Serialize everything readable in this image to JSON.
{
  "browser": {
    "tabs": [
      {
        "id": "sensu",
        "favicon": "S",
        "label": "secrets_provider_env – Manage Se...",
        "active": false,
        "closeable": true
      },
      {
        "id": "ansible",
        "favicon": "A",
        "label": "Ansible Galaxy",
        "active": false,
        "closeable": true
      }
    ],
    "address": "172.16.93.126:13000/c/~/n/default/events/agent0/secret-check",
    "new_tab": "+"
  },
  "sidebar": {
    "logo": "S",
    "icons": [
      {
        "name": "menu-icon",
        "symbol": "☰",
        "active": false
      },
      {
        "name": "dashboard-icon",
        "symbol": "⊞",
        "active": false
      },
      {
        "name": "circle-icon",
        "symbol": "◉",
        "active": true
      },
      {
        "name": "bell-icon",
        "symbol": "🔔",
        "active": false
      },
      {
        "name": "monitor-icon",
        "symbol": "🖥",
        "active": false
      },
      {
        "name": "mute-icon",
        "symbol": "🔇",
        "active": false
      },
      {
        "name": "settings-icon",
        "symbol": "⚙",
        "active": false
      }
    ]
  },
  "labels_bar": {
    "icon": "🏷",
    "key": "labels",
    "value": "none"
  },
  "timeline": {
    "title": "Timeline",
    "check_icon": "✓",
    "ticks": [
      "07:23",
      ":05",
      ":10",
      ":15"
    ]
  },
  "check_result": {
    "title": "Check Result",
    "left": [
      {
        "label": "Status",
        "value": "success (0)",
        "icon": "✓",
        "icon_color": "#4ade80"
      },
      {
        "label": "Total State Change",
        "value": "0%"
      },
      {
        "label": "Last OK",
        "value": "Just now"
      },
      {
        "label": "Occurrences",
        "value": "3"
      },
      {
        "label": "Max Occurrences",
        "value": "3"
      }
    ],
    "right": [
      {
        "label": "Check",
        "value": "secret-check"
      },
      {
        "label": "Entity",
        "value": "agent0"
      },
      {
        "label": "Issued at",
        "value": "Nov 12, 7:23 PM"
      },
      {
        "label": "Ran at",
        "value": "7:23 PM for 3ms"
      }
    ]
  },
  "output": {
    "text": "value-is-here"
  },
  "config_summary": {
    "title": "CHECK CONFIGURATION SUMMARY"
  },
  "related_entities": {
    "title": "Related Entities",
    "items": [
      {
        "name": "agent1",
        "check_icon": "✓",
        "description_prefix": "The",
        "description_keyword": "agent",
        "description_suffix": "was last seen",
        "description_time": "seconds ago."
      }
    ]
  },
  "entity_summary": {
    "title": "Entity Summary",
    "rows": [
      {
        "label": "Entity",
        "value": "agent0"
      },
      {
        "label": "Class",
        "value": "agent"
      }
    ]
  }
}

--

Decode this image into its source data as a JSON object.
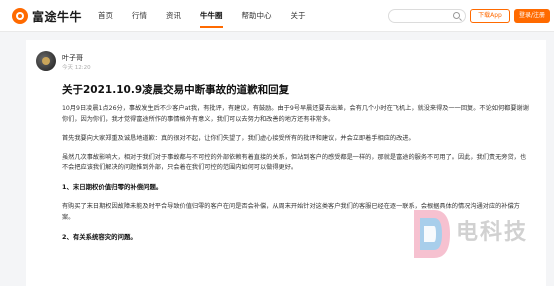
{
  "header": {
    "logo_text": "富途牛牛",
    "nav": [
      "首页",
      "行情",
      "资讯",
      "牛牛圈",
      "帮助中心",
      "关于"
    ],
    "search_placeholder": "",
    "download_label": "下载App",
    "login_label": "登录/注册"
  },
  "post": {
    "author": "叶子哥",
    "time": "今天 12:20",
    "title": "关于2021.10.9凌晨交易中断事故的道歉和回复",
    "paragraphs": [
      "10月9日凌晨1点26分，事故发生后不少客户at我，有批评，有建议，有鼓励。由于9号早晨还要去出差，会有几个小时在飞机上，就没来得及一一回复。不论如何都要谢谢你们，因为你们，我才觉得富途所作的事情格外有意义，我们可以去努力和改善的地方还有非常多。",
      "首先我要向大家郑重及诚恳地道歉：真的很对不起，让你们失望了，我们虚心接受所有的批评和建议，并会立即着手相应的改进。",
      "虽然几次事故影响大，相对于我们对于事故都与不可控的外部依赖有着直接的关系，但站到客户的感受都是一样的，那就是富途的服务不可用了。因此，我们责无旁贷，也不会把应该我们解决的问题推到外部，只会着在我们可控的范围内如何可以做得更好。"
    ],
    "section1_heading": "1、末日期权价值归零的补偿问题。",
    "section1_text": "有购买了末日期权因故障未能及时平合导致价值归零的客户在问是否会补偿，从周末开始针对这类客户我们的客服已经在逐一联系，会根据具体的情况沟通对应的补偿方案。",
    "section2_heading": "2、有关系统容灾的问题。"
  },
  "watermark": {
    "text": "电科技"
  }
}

● **WHAT YOU WILL DO**
Provide solely the number of lines in the data that include the word "Occurrences".

● **RESULT**
2